> THE EXERCISE:
Pictures stay out; everything else in the records below is copied exactly.

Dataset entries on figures
►
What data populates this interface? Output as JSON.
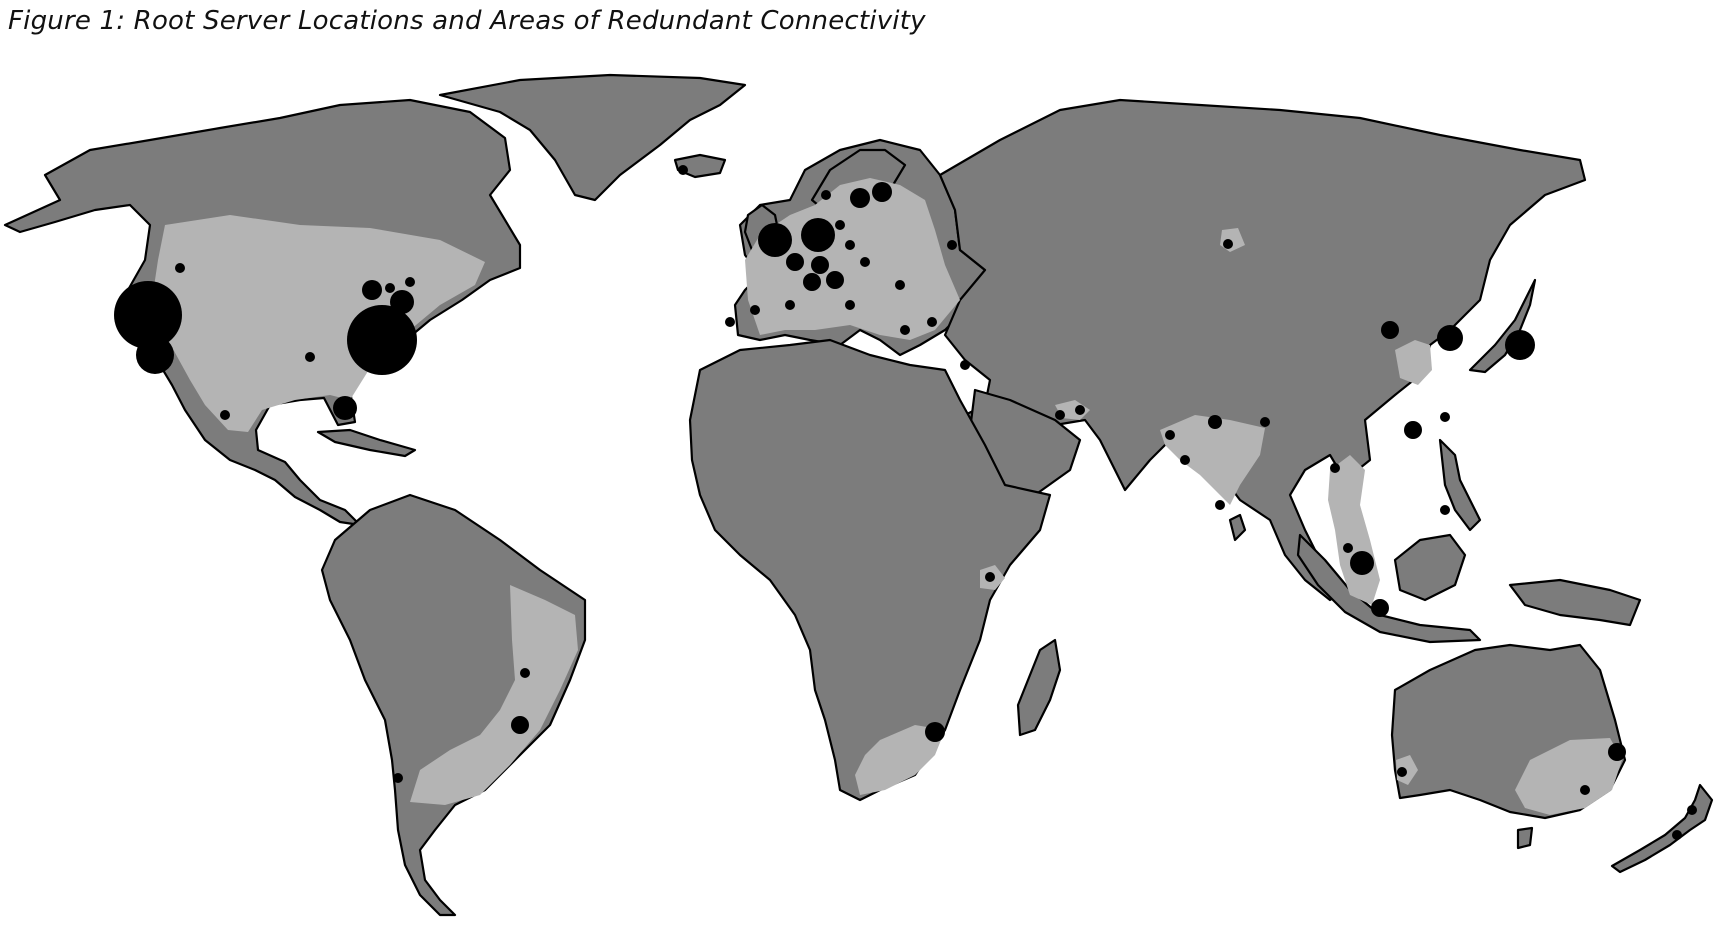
{
  "title": "Figure 1: Root Server Locations and Areas of Redundant Connectivity",
  "colors": {
    "land": "#7c7c7c",
    "redundant_connectivity": "#b4b4b4",
    "root_server": "#000000",
    "background": "#ffffff"
  }
}
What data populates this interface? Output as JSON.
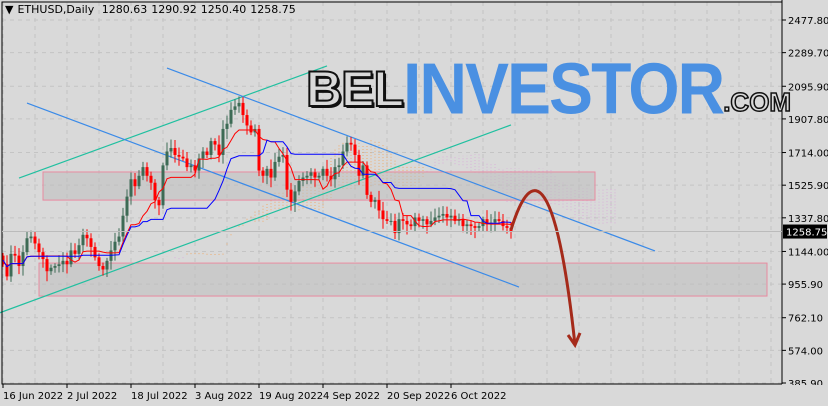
{
  "header": {
    "symbol_timeframe": "ETHUSD,Daily",
    "open": "1280.63",
    "high": "1290.92",
    "low": "1250.40",
    "close": "1258.75",
    "menu_icon": "triangle-down-icon"
  },
  "watermark": {
    "part1": "BEL",
    "part2": "INVESTOR",
    "part3": ".COM"
  },
  "colors": {
    "background": "#d9d9d9",
    "bull": "#3d6b55",
    "bear": "#ff0000",
    "tenkan": "#ff0000",
    "kijun": "#0000ff",
    "cloud_up": "#f5a050",
    "cloud_down": "#d9a8d9",
    "channel_teal": "#20c0a0",
    "channel_blue": "#3a8ae8",
    "zone_border": "#e88aa0",
    "forecast_arrow": "#a52a1a"
  },
  "chart_data": {
    "type": "candlestick",
    "start_date": "2022-06-16",
    "first_open": 1120,
    "closes": [
      1070,
      1000,
      1130,
      1120,
      1060,
      1140,
      1220,
      1230,
      1190,
      1140,
      1100,
      1030,
      1050,
      1060,
      1070,
      1090,
      1070,
      1150,
      1130,
      1180,
      1240,
      1220,
      1170,
      1110,
      1060,
      1040,
      1090,
      1150,
      1200,
      1230,
      1350,
      1460,
      1560,
      1520,
      1580,
      1630,
      1580,
      1540,
      1440,
      1410,
      1640,
      1720,
      1740,
      1700,
      1690,
      1680,
      1630,
      1640,
      1610,
      1680,
      1720,
      1700,
      1780,
      1760,
      1700,
      1850,
      1880,
      1960,
      1980,
      2000,
      1930,
      1870,
      1830,
      1850,
      1610,
      1580,
      1620,
      1570,
      1660,
      1690,
      1700,
      1500,
      1430,
      1490,
      1550,
      1570,
      1580,
      1600,
      1570,
      1580,
      1620,
      1580,
      1560,
      1630,
      1640,
      1720,
      1770,
      1760,
      1700,
      1580,
      1640,
      1470,
      1430,
      1440,
      1380,
      1330,
      1320,
      1320,
      1250,
      1330,
      1320,
      1300,
      1290,
      1340,
      1320,
      1330,
      1300,
      1320,
      1340,
      1350,
      1360,
      1340,
      1350,
      1320,
      1330,
      1290,
      1300,
      1290,
      1280,
      1290,
      1330,
      1300,
      1310,
      1330,
      1320,
      1290,
      1280,
      1258.75
    ],
    "y_ticks": [
      "2477.80",
      "2289.70",
      "2095.90",
      "1907.80",
      "1714.00",
      "1525.90",
      "1337.80",
      "1144.00",
      "955.90",
      "762.10",
      "574.00",
      "385.90"
    ],
    "ylim": [
      385.9,
      2477.8
    ],
    "x_ticks": [
      {
        "date": "2022-06-16",
        "label": "16 Jun 2022"
      },
      {
        "date": "2022-07-02",
        "label": "2 Jul 2022"
      },
      {
        "date": "2022-07-18",
        "label": "18 Jul 2022"
      },
      {
        "date": "2022-08-03",
        "label": "3 Aug 2022"
      },
      {
        "date": "2022-08-19",
        "label": "19 Aug 2022"
      },
      {
        "date": "2022-09-04",
        "label": "4 Sep 2022"
      },
      {
        "date": "2022-09-20",
        "label": "20 Sep 2022"
      },
      {
        "date": "2022-10-06",
        "label": "6 Oct 2022"
      }
    ],
    "current_price_label": "1258.75",
    "indicators": {
      "type": "ichimoku",
      "tenkan": 9,
      "kijun": 26,
      "senkou_b": 52
    },
    "grid": true,
    "trendlines": [
      {
        "name": "teal-channel-upper",
        "color": "#20c0a0",
        "from": [
          "2022-06-20",
          1567
        ],
        "to": [
          "2022-09-05",
          2213
        ]
      },
      {
        "name": "teal-channel-lower",
        "color": "#20c0a0",
        "from": [
          "2022-06-15",
          789
        ],
        "to": [
          "2022-10-21",
          1873
        ]
      },
      {
        "name": "blue-channel-upper",
        "color": "#3a8ae8",
        "from": [
          "2022-07-27",
          2201
        ],
        "to": [
          "2022-11-26",
          1147
        ]
      },
      {
        "name": "blue-channel-lower",
        "color": "#3a8ae8",
        "from": [
          "2022-06-22",
          1999
        ],
        "to": [
          "2022-10-23",
          939
        ]
      }
    ],
    "zones": [
      {
        "name": "resistance-zone",
        "from": "2022-06-26",
        "to": "2022-11-11",
        "top": 1602,
        "bottom": 1440
      },
      {
        "name": "support-zone",
        "from": "2022-06-25",
        "to": "2022-12-24",
        "top": 1077,
        "bottom": 887
      }
    ],
    "forecast_path": [
      [
        "2022-10-21",
        1268
      ],
      [
        "2022-10-29",
        1394
      ],
      [
        "2022-11-06",
        605
      ]
    ]
  }
}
◄
> SOLUTION FOR THIS PROBLEM:
What data populates this interface? Output as JSON.
{
  "title": "Figure 1: Root Server Locations and Areas of Redundant Connectivity",
  "colors": {
    "land": "#7c7c7c",
    "redundant_connectivity": "#b4b4b4",
    "root_server": "#000000",
    "background": "#ffffff"
  }
}
What data populates this interface? Output as JSON.
{
  "header": {
    "symbol_timeframe": "ETHUSD,Daily",
    "open": "1280.63",
    "high": "1290.92",
    "low": "1250.40",
    "close": "1258.75",
    "menu_icon": "triangle-down-icon"
  },
  "watermark": {
    "part1": "BEL",
    "part2": "INVESTOR",
    "part3": ".COM"
  },
  "colors": {
    "background": "#d9d9d9",
    "bull": "#3d6b55",
    "bear": "#ff0000",
    "tenkan": "#ff0000",
    "kijun": "#0000ff",
    "cloud_up": "#f5a050",
    "cloud_down": "#d9a8d9",
    "channel_teal": "#20c0a0",
    "channel_blue": "#3a8ae8",
    "zone_border": "#e88aa0",
    "forecast_arrow": "#a52a1a"
  },
  "chart_data": {
    "type": "candlestick",
    "start_date": "2022-06-16",
    "first_open": 1120,
    "closes": [
      1070,
      1000,
      1130,
      1120,
      1060,
      1140,
      1220,
      1230,
      1190,
      1140,
      1100,
      1030,
      1050,
      1060,
      1070,
      1090,
      1070,
      1150,
      1130,
      1180,
      1240,
      1220,
      1170,
      1110,
      1060,
      1040,
      1090,
      1150,
      1200,
      1230,
      1350,
      1460,
      1560,
      1520,
      1580,
      1630,
      1580,
      1540,
      1440,
      1410,
      1640,
      1720,
      1740,
      1700,
      1690,
      1680,
      1630,
      1640,
      1610,
      1680,
      1720,
      1700,
      1780,
      1760,
      1700,
      1850,
      1880,
      1960,
      1980,
      2000,
      1930,
      1870,
      1830,
      1850,
      1610,
      1580,
      1620,
      1570,
      1660,
      1690,
      1700,
      1500,
      1430,
      1490,
      1550,
      1570,
      1580,
      1600,
      1570,
      1580,
      1620,
      1580,
      1560,
      1630,
      1640,
      1720,
      1770,
      1760,
      1700,
      1580,
      1640,
      1470,
      1430,
      1440,
      1380,
      1330,
      1320,
      1320,
      1250,
      1330,
      1320,
      1300,
      1290,
      1340,
      1320,
      1330,
      1300,
      1320,
      1340,
      1350,
      1360,
      1340,
      1350,
      1320,
      1330,
      1290,
      1300,
      1290,
      1280,
      1290,
      1330,
      1300,
      1310,
      1330,
      1320,
      1290,
      1280,
      1258.75
    ],
    "y_ticks": [
      "2477.80",
      "2289.70",
      "2095.90",
      "1907.80",
      "1714.00",
      "1525.90",
      "1337.80",
      "1144.00",
      "955.90",
      "762.10",
      "574.00",
      "385.90"
    ],
    "ylim": [
      385.9,
      2477.8
    ],
    "x_ticks": [
      {
        "date": "2022-06-16",
        "label": "16 Jun 2022"
      },
      {
        "date": "2022-07-02",
        "label": "2 Jul 2022"
      },
      {
        "date": "2022-07-18",
        "label": "18 Jul 2022"
      },
      {
        "date": "2022-08-03",
        "label": "3 Aug 2022"
      },
      {
        "date": "2022-08-19",
        "label": "19 Aug 2022"
      },
      {
        "date": "2022-09-04",
        "label": "4 Sep 2022"
      },
      {
        "date": "2022-09-20",
        "label": "20 Sep 2022"
      },
      {
        "date": "2022-10-06",
        "label": "6 Oct 2022"
      }
    ],
    "current_price_label": "1258.75",
    "indicators": {
      "type": "ichimoku",
      "tenkan": 9,
      "kijun": 26,
      "senkou_b": 52
    },
    "grid": true,
    "trendlines": [
      {
        "name": "teal-channel-upper",
        "color": "#20c0a0",
        "from": [
          "2022-06-20",
          1567
        ],
        "to": [
          "2022-09-05",
          2213
        ]
      },
      {
        "name": "teal-channel-lower",
        "color": "#20c0a0",
        "from": [
          "2022-06-15",
          789
        ],
        "to": [
          "2022-10-21",
          1873
        ]
      },
      {
        "name": "blue-channel-upper",
        "color": "#3a8ae8",
        "from": [
          "2022-07-27",
          2201
        ],
        "to": [
          "2022-11-26",
          1147
        ]
      },
      {
        "name": "blue-channel-lower",
        "color": "#3a8ae8",
        "from": [
          "2022-06-22",
          1999
        ],
        "to": [
          "2022-10-23",
          939
        ]
      }
    ],
    "zones": [
      {
        "name": "resistance-zone",
        "from": "2022-06-26",
        "to": "2022-11-11",
        "top": 1602,
        "bottom": 1440
      },
      {
        "name": "support-zone",
        "from": "2022-06-25",
        "to": "2022-12-24",
        "top": 1077,
        "bottom": 887
      }
    ],
    "forecast_path": [
      [
        "2022-10-21",
        1268
      ],
      [
        "2022-10-29",
        1394
      ],
      [
        "2022-11-06",
        605
      ]
    ]
  }
}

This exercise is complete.